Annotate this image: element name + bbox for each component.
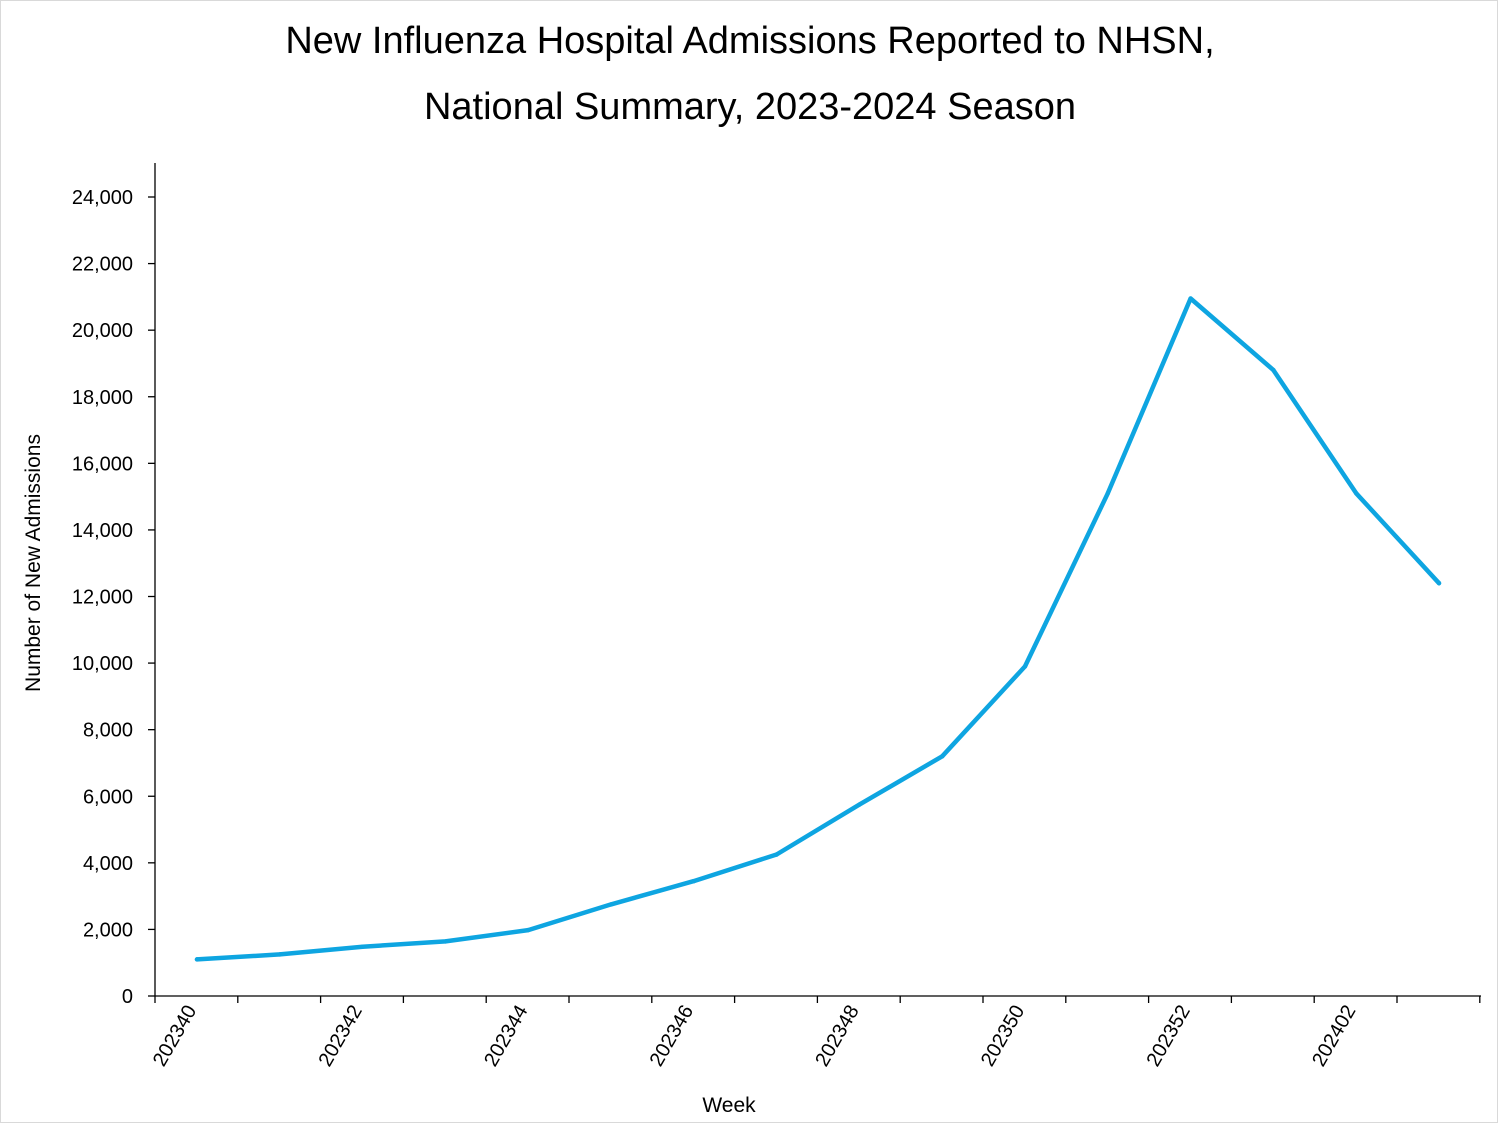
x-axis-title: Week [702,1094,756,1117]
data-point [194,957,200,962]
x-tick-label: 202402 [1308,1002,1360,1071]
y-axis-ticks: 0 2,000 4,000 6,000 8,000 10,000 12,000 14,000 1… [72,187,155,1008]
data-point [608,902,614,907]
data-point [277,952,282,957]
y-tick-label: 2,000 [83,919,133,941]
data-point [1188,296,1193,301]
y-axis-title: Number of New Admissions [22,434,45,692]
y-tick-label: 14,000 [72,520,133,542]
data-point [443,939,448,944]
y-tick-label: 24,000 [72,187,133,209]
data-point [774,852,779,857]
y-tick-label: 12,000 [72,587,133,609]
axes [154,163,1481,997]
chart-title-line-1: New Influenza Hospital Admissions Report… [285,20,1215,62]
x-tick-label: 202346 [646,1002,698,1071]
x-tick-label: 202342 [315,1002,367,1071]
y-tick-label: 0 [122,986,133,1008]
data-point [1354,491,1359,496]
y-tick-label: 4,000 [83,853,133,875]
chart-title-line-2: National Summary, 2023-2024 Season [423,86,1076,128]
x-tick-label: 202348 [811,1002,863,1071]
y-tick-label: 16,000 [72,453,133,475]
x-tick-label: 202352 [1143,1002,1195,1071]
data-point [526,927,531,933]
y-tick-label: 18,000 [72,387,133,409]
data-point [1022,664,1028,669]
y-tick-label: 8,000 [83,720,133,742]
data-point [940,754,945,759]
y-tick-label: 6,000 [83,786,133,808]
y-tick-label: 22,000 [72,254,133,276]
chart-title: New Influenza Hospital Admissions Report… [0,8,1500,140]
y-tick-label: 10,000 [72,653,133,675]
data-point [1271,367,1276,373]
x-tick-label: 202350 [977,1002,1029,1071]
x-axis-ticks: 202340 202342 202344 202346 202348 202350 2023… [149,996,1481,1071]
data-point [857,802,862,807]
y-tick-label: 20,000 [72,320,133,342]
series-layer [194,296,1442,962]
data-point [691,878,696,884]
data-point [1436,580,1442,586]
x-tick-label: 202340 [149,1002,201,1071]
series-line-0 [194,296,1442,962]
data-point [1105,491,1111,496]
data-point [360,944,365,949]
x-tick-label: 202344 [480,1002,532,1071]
- - - - -
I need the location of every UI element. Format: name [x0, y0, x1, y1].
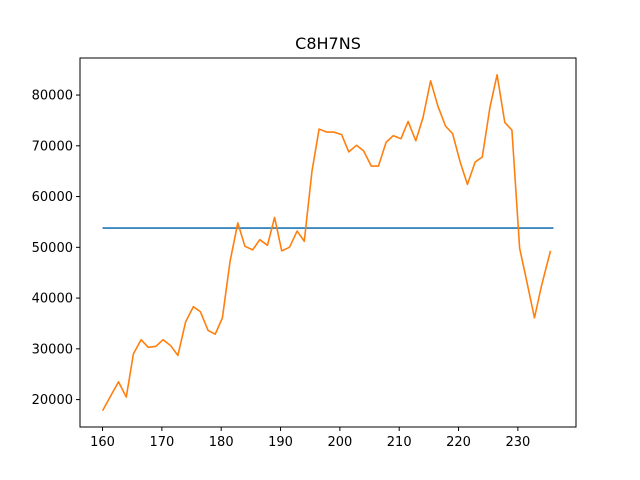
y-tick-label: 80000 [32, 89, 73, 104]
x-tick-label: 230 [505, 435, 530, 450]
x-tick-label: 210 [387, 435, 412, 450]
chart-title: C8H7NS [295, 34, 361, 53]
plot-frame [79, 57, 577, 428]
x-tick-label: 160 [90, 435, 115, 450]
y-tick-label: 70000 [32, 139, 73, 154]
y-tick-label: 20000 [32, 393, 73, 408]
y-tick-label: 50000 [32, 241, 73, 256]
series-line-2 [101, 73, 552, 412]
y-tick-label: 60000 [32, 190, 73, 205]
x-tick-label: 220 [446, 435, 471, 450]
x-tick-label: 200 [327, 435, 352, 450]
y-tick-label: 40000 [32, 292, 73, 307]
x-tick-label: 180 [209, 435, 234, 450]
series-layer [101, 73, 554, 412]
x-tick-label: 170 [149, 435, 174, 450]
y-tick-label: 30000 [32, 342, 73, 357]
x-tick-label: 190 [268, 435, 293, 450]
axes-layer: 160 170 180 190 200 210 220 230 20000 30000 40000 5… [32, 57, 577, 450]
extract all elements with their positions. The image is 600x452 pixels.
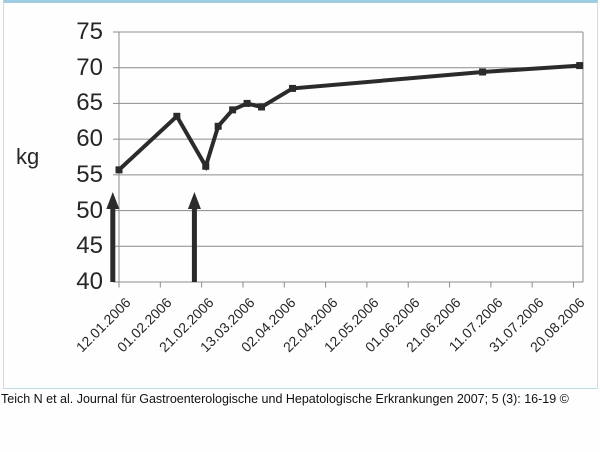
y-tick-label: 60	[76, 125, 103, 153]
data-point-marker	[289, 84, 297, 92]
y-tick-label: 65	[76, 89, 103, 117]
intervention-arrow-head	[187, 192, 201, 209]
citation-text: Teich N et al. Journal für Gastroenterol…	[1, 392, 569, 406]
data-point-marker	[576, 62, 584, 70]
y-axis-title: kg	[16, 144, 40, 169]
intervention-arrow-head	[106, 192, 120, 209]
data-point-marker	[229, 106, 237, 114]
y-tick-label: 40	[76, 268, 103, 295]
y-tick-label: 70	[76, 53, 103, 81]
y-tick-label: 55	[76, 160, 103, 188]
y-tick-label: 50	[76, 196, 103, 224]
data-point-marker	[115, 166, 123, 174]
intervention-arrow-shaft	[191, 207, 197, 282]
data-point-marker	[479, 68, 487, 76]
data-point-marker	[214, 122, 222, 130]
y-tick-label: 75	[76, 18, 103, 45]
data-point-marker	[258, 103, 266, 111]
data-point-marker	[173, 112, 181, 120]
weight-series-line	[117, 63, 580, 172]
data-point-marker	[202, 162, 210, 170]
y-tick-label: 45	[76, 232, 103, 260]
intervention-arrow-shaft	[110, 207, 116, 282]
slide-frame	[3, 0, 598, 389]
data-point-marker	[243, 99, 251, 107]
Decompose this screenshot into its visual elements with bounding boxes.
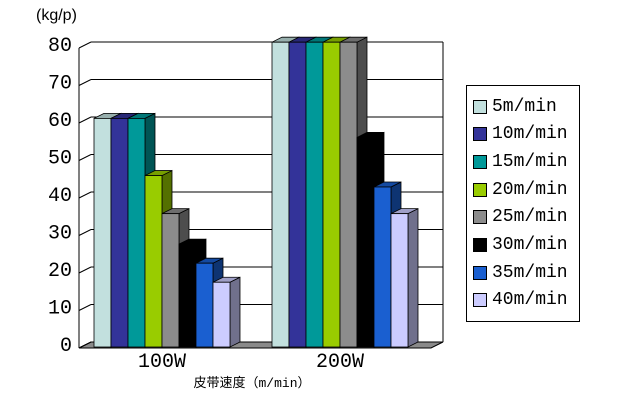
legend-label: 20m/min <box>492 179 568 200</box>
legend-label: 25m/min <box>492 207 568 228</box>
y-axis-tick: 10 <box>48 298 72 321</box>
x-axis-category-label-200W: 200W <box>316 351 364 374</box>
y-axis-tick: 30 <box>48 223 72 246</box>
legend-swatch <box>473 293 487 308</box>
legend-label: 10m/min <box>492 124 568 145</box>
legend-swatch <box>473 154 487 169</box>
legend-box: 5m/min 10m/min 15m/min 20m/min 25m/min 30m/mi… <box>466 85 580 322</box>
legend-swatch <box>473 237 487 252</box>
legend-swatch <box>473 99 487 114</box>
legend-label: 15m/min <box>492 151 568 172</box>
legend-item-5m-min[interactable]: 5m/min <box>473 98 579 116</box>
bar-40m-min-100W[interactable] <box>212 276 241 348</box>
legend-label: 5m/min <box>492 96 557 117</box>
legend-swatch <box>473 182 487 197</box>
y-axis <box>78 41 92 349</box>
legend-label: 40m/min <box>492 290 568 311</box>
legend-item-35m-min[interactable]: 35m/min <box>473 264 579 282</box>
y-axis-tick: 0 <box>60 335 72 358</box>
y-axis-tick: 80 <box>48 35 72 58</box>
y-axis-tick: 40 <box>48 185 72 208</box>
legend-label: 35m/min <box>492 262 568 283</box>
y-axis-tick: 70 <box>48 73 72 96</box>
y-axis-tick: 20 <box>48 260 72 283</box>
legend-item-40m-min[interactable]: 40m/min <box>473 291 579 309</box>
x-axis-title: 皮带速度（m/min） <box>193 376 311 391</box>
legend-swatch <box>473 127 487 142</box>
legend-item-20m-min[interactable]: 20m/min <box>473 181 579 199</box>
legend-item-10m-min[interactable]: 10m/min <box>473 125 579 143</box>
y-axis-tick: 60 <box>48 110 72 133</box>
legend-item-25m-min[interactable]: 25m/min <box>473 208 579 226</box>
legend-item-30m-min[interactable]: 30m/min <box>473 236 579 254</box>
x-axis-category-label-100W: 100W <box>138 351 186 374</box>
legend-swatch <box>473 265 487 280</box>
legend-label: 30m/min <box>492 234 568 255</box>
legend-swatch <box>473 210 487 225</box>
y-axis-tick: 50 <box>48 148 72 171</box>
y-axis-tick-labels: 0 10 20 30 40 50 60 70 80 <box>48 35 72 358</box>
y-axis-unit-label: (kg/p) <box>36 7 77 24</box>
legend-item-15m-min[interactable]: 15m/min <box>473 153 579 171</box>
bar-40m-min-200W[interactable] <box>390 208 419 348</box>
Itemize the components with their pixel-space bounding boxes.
- - - - -
#### Task goal:
Rewrite the part of the lines that opens with the line containing "125, 103, 153]" and closes with the line containing "Decompose this screenshot", putting "data-marker" in place of "data-point-marker" and leaving everything else unchanged.

#### Solution to this exercise:
y-tick-label: 60	[76, 125, 103, 153]
data-marker	[289, 84, 297, 92]
y-tick-label: 65	[76, 89, 103, 117]
intervention-arrow-head	[187, 192, 201, 209]
citation-text: Teich N et al. Journal für Gastroenterol…	[1, 392, 569, 406]
data-marker	[576, 62, 584, 70]
y-axis-title: kg	[16, 144, 40, 169]
intervention-arrow-head	[106, 192, 120, 209]
data-marker	[229, 106, 237, 114]
y-tick-label: 40	[76, 268, 103, 295]
y-tick-label: 70	[76, 53, 103, 81]
y-tick-label: 55	[76, 160, 103, 188]
y-tick-label: 50	[76, 196, 103, 224]
data-marker	[115, 166, 123, 174]
intervention-arrow-shaft	[191, 207, 197, 282]
data-marker	[479, 68, 487, 76]
data-marker	[214, 122, 222, 130]
y-tick-label: 75	[76, 18, 103, 45]
data-marker	[258, 103, 266, 111]
data-marker	[173, 112, 181, 120]
weight-series-line	[117, 63, 580, 172]
data-marker	[202, 162, 210, 170]
y-tick-label: 45	[76, 232, 103, 260]
intervention-arrow-shaft	[110, 207, 116, 282]
slide-frame	[3, 0, 598, 389]
data-marker	[243, 99, 251, 107]
Decompose this screenshot into its visual elements with bounding boxes.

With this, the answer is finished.